**EXERCISE TASK**
Transcribe all of the material below verbatim, line by line, omitting the pictures.

**DATA SHOWN**
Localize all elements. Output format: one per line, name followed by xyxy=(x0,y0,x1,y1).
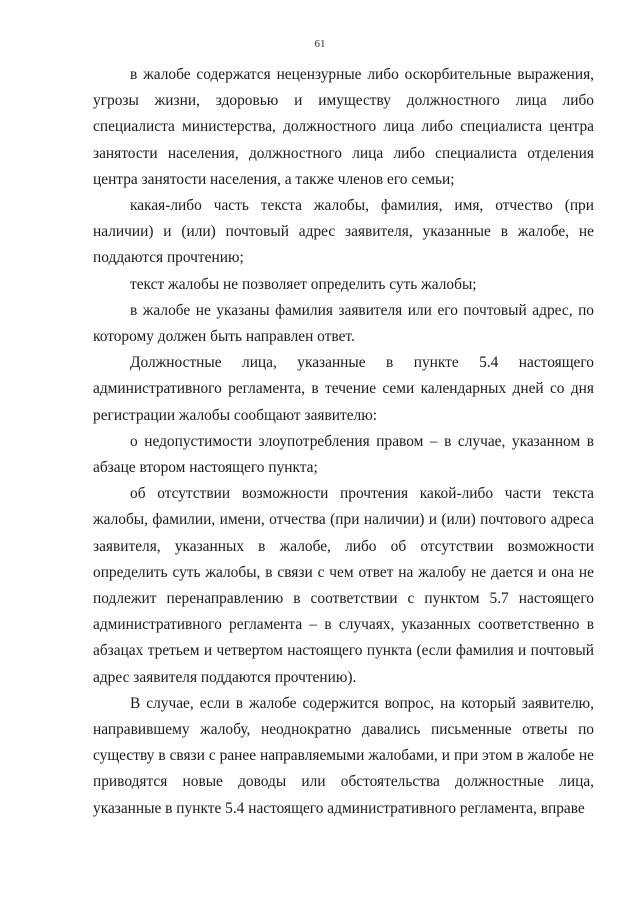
paragraph-unreadable-text: какая-либо часть текста жалобы, фамилия, имя, отчество (при наличии) и (или) почтовый адрес заявителя, указанные в жалобе, не поддаются прочтению; xyxy=(93,197,594,267)
paragraph-no-name-address: в жалобе не указаны фамилия заявителя или его почтовый адрес, по которому должен быть направлен ответ. xyxy=(93,301,594,346)
paragraph-essence-undetermined: текст жалобы не позволяет определить суть жалобы; xyxy=(130,275,477,293)
document-body xyxy=(93,62,594,822)
page-number: 61 xyxy=(314,38,326,50)
paragraph-abuse-of-right: о недопустимости злоупотребления правом – в случае, указанном в абзаце втором настоящего пункта; xyxy=(93,432,594,477)
paragraph-repeated-question: В случае, если в жалобе содержится вопрос, на который заявителю, направившему жалобу, неоднократно давались письменные ответы по существу в связи с ранее направляемыми жалобами, и при этом в жалобе не приводятся новые доводы или обстоятельства должностные лица, указанные в пункте 5.4 настоящего административного регламента, вправе xyxy=(93,694,594,817)
paragraph-officials-notify: Должностные лица, указанные в пункте 5.4 настоящего административного регламента, в течение семи календарных дней со дня регистрации жалобы сообщают заявителю: xyxy=(93,354,594,424)
paragraph-no-possibility-reading: об отсутствии возможности прочтения какой-либо части текста жалобы, фамилии, имени, отчества (при наличии) и (или) почтового адреса заявителя, указанных в жалобе, либо об отсутствии возможности определить суть жалобы, в связи с чем ответ на жалобу не дается и она не подлежит перенаправлению в соответствии с пунктом 5.7 настоящего административного регламента – в случаях, указанных соответственно в абзацах третьем и четвертом настоящего пункта (если фамилия и почтовый адрес заявителя поддаются прочтению). xyxy=(93,485,594,686)
paragraph-obscene-content: в жалобе содержатся нецензурные либо оскорбительные выражения, угрозы жизни, здоровью и имуществу должностного лица либо специалиста министерства, должностного лица либо специалиста центра занятости населения, должностного лица либо специалиста отделения центра занятости населения, а также членов его семьи; xyxy=(93,66,594,188)
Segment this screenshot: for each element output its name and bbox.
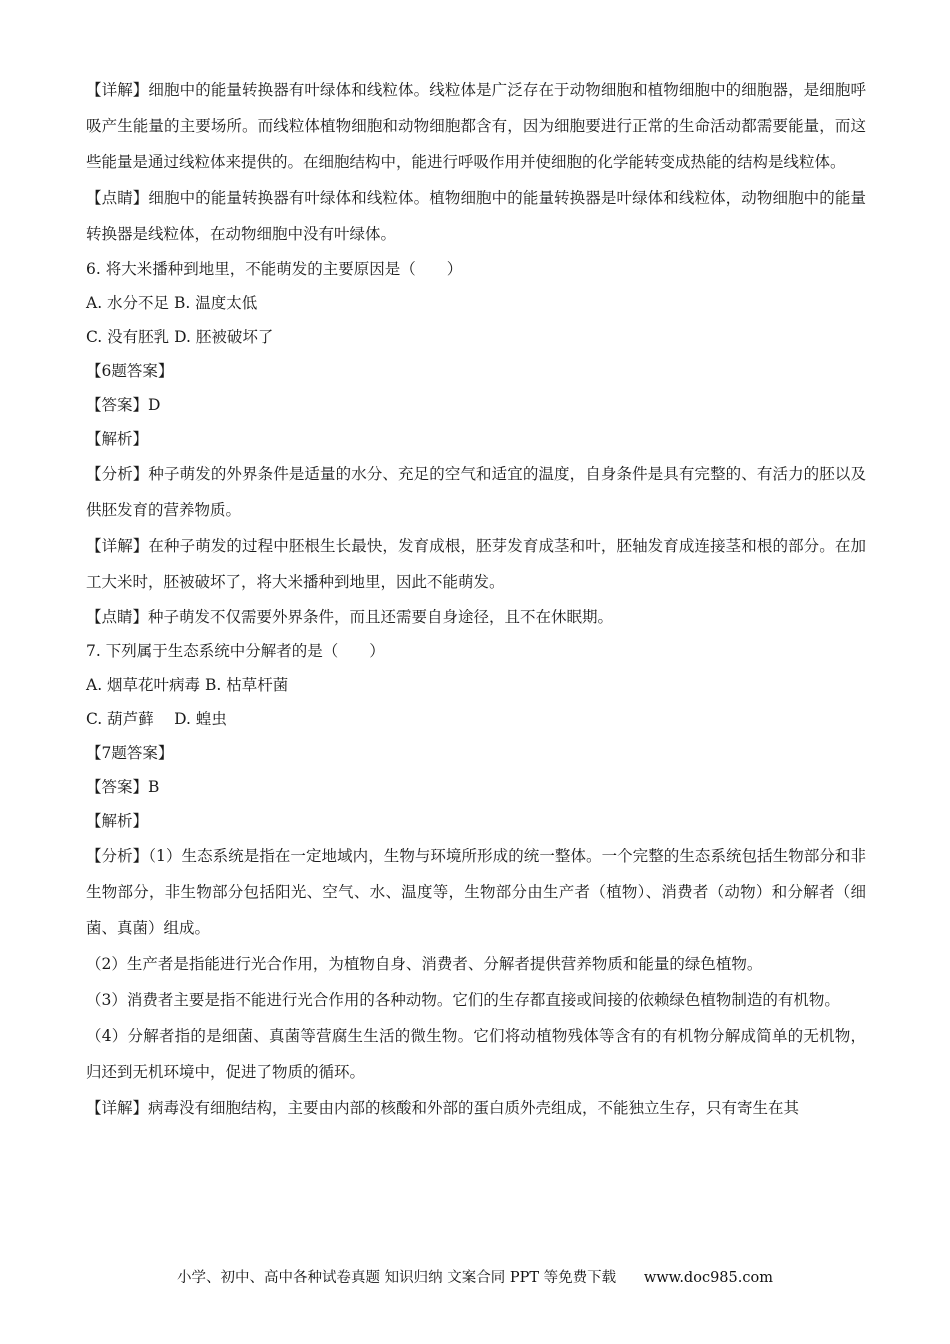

**ANSWER FOR THE TASK**
Localize all elements. Output format: one per line, name followed by xyxy=(x0,y0,x1,y1).
paragraph-unreadable-text: какая-либо часть текста жалобы, фамилия, имя, отчество (при наличии) и (или) почтовый адрес заявителя, указанные в жалобе, не поддаются прочтению; xyxy=(93,197,594,267)
paragraph-no-name-address: в жалобе не указаны фамилия заявителя или его почтовый адрес, по которому должен быть направлен ответ. xyxy=(93,301,594,346)
paragraph-essence-undetermined: текст жалобы не позволяет определить суть жалобы; xyxy=(130,275,477,293)
document-body xyxy=(93,62,594,822)
page-number: 61 xyxy=(314,38,326,50)
paragraph-abuse-of-right: о недопустимости злоупотребления правом – в случае, указанном в абзаце втором настоящего пункта; xyxy=(93,432,594,477)
paragraph-repeated-question: В случае, если в жалобе содержится вопрос, на который заявителю, направившему жалобу, неоднократно давались письменные ответы по существу в связи с ранее направляемыми жалобами, и при этом в жалобе не приводятся новые доводы или обстоятельства должностные лица, указанные в пункте 5.4 настоящего административного регламента, вправе xyxy=(93,694,594,817)
paragraph-officials-notify: Должностные лица, указанные в пункте 5.4 настоящего административного регламента, в течение семи календарных дней со дня регистрации жалобы сообщают заявителю: xyxy=(93,354,594,424)
paragraph-no-possibility-reading: об отсутствии возможности прочтения какой-либо части текста жалобы, фамилии, имени, отчества (при наличии) и (или) почтового адреса заявителя, указанных в жалобе, либо об отсутствии возможности определить суть жалобы, в связи с чем ответ на жалобу не дается и она не подлежит перенаправлению в соответствии с пунктом 5.7 настоящего административного регламента – в случаях, указанных соответственно в абзацах третьем и четвертом настоящего пункта (если фамилия и почтовый адрес заявителя поддаются прочтению). xyxy=(93,485,594,686)
paragraph-obscene-content: в жалобе содержатся нецензурные либо оскорбительные выражения, угрозы жизни, здоровью и имуществу должностного лица либо специалиста министерства, должностного лица либо специалиста центра занятости населения, должностного лица либо специалиста отделения центра занятости населения, а также членов его семьи; xyxy=(93,66,594,188)
Segment this screenshot: for each element output its name and bbox.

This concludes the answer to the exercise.